Rows from a dataset
_ _ _ _
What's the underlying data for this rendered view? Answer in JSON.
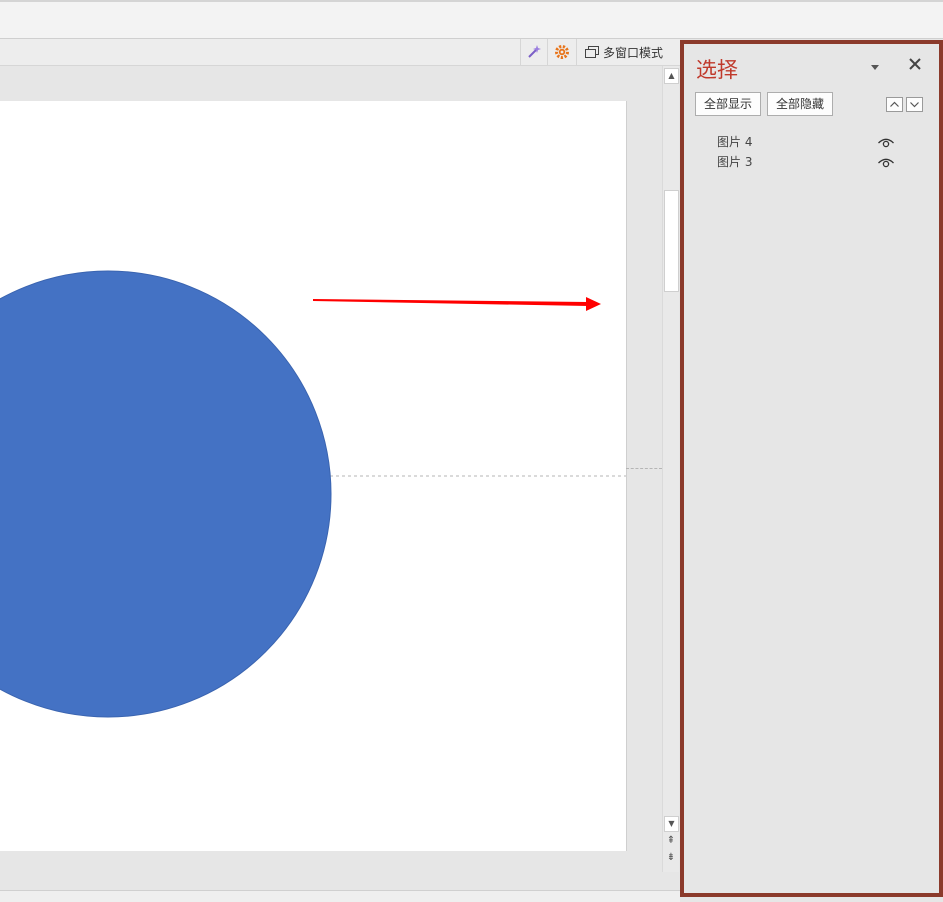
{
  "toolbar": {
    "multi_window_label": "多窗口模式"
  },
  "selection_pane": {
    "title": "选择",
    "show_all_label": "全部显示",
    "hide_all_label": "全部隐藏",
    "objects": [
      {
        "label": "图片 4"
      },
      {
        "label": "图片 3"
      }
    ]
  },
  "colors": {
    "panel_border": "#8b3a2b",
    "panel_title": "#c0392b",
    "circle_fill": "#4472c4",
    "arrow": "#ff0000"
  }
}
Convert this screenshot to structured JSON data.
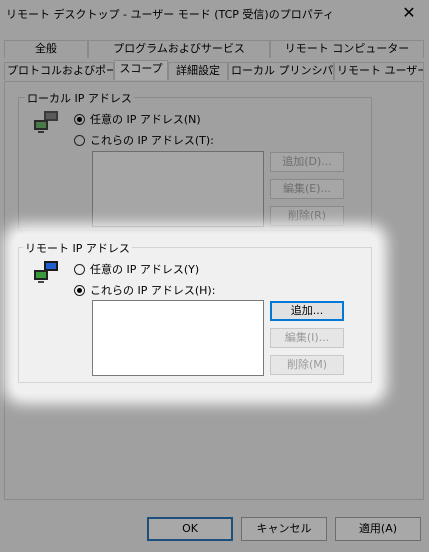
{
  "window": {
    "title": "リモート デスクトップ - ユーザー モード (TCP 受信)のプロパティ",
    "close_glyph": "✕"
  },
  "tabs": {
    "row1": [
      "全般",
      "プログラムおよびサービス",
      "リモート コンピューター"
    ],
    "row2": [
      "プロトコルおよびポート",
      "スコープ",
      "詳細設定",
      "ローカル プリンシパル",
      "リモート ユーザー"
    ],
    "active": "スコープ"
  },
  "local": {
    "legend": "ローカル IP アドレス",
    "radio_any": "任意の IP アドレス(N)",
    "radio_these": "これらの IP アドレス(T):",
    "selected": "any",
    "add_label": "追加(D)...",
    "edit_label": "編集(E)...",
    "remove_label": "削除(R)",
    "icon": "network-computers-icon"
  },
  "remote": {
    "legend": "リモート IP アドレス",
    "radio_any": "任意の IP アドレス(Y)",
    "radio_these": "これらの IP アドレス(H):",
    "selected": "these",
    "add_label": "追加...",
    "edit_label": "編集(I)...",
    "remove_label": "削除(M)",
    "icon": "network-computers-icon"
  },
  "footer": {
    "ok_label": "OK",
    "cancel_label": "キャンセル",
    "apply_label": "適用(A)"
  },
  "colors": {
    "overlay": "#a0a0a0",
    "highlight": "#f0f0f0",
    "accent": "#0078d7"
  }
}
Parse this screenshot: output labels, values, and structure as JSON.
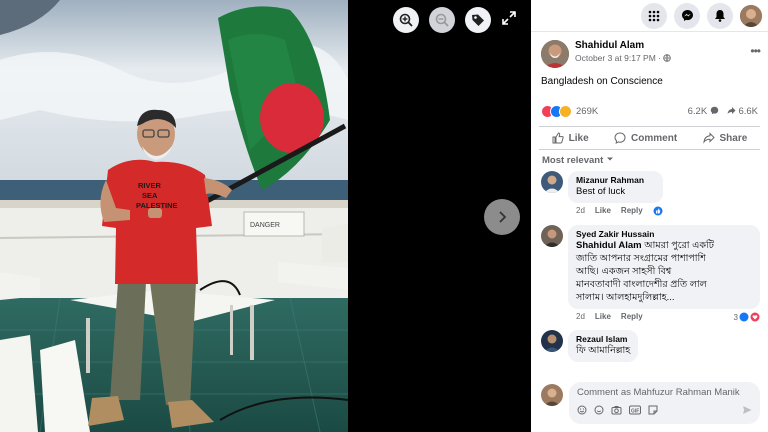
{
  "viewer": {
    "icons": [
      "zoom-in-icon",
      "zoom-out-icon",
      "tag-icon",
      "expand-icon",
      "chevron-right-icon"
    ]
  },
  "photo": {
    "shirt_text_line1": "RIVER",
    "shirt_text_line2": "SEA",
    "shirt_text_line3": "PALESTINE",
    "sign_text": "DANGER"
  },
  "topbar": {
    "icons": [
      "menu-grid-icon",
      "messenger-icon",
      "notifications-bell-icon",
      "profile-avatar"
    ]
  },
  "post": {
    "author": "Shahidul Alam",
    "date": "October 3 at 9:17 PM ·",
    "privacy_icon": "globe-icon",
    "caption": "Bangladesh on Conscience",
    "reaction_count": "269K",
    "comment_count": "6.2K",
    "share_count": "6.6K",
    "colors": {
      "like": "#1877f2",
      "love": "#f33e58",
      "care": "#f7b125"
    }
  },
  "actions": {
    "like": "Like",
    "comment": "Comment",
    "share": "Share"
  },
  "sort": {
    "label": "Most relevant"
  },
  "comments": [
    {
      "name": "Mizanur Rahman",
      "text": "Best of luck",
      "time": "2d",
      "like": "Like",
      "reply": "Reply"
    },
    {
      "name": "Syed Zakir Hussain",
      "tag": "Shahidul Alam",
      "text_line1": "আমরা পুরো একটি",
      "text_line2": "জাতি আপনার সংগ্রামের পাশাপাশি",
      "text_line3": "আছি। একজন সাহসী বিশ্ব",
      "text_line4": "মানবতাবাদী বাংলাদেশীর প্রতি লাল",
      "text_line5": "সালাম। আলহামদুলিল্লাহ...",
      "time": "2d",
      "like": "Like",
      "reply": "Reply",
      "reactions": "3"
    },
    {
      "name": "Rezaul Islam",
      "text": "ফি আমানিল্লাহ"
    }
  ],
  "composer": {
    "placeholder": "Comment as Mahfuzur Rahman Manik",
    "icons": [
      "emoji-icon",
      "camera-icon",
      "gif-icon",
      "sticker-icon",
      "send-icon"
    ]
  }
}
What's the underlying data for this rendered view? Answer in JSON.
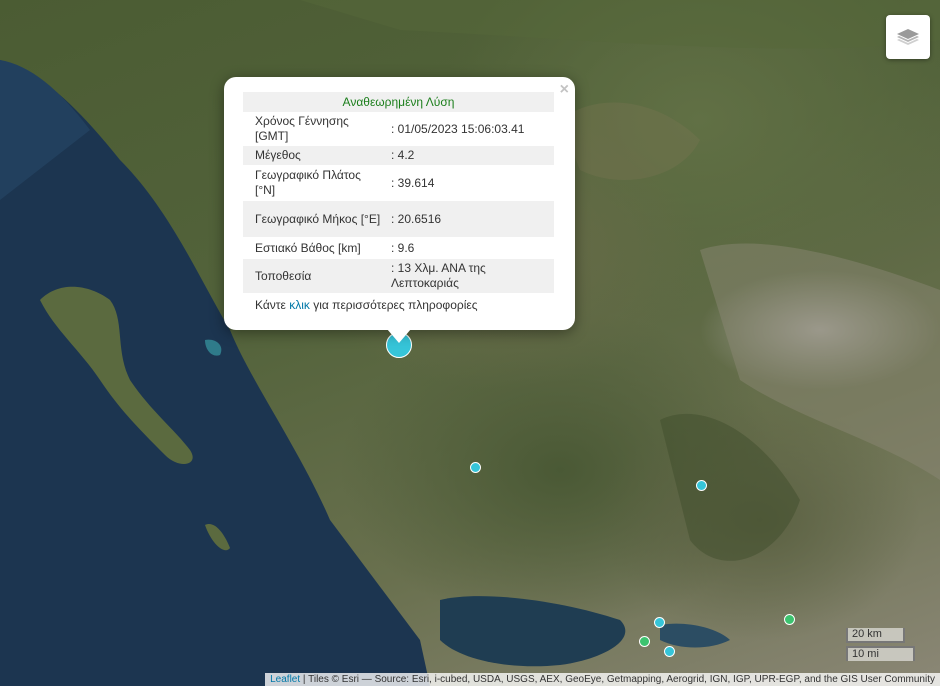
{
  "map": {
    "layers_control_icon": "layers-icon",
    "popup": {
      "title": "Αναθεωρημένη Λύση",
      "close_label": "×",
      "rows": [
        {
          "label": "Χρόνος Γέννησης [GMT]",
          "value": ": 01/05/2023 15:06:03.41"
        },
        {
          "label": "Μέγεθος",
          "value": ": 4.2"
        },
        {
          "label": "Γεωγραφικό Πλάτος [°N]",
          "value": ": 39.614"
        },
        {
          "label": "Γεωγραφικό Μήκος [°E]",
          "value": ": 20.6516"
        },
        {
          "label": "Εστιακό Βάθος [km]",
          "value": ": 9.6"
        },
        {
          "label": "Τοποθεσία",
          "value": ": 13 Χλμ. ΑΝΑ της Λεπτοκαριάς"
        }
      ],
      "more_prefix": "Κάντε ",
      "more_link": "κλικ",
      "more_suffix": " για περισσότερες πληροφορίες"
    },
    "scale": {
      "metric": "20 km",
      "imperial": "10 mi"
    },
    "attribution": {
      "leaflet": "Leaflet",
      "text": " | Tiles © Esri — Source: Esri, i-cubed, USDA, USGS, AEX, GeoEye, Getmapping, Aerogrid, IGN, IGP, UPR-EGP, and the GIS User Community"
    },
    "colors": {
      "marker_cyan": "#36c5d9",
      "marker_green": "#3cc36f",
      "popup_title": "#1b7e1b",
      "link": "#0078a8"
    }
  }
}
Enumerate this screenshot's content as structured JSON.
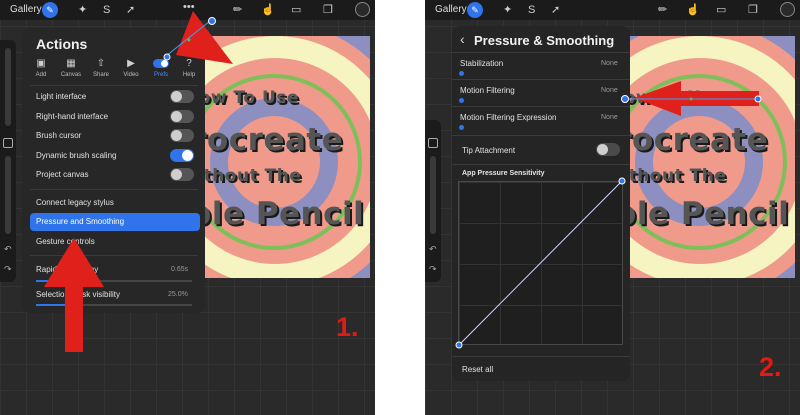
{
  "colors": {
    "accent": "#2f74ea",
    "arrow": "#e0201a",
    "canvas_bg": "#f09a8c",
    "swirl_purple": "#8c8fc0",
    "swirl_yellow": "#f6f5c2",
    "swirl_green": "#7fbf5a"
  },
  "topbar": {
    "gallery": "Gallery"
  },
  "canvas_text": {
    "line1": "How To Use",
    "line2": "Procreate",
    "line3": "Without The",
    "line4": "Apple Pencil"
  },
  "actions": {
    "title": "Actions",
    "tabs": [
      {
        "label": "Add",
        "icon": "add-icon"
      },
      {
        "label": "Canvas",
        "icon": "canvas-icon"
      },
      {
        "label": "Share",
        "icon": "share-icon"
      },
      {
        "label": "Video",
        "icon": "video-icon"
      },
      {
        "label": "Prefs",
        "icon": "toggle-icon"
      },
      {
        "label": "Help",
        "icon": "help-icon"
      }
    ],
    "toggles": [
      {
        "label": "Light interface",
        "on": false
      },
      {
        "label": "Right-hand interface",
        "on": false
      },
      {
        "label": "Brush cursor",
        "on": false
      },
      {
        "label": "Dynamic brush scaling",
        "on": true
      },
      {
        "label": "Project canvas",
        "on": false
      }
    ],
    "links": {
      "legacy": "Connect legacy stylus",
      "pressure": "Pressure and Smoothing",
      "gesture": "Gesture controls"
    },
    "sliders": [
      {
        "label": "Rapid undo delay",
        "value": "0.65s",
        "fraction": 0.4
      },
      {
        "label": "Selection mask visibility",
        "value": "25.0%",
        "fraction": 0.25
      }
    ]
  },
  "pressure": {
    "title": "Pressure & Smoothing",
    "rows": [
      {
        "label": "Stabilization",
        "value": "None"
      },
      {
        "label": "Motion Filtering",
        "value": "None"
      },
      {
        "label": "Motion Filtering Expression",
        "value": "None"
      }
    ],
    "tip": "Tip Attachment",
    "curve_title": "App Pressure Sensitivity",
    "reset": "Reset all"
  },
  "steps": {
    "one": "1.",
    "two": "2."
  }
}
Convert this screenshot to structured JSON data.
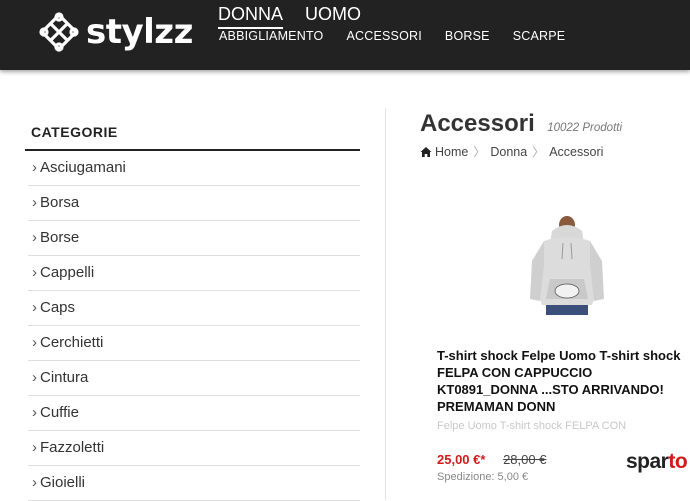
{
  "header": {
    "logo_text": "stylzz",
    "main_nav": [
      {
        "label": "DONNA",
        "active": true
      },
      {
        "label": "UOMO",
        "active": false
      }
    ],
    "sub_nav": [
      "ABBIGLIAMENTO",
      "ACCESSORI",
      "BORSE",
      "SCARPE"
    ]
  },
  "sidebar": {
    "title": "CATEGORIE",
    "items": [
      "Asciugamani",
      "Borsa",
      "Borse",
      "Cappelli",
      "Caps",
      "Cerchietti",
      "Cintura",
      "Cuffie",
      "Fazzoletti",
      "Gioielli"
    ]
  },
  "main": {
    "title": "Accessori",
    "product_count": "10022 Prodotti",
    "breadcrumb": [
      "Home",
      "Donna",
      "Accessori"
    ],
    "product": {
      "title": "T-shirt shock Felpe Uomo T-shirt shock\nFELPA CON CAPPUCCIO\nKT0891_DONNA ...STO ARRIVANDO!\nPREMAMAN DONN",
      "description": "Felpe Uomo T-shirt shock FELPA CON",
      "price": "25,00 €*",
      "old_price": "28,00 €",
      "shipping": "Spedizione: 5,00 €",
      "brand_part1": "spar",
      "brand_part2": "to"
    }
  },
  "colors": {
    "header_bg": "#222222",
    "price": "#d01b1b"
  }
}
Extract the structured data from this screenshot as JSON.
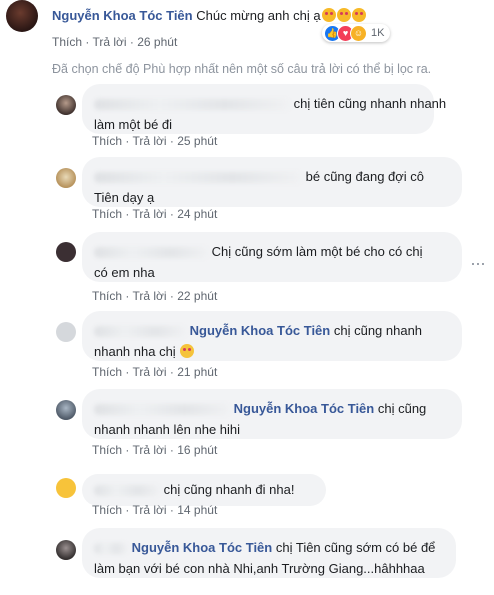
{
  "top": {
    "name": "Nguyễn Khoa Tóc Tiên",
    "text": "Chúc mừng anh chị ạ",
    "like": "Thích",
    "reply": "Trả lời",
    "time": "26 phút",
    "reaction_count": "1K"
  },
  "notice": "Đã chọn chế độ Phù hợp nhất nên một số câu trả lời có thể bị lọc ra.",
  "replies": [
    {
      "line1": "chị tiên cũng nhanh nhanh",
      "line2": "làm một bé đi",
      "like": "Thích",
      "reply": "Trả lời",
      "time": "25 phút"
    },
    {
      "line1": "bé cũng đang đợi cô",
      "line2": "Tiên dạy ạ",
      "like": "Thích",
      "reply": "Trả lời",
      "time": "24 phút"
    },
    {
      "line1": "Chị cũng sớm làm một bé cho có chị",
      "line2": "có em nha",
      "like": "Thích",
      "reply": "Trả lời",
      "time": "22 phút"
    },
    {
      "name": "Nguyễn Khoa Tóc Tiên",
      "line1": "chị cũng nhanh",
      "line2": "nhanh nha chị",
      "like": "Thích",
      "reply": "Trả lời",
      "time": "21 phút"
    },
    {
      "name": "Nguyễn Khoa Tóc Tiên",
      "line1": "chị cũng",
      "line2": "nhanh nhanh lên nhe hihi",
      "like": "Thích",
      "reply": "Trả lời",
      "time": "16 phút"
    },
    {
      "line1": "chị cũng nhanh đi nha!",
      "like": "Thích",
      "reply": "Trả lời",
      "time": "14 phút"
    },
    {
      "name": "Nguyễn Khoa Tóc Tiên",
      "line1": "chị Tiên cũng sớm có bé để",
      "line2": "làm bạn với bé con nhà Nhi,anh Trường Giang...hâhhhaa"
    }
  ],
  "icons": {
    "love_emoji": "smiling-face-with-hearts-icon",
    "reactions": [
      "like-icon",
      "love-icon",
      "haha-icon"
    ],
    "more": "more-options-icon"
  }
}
_ _ _ _
▶ _THE TASK_
Report how many lines above hold the string "リモート", giving nothing but the number.

▶ _TASK RESPONSE_
4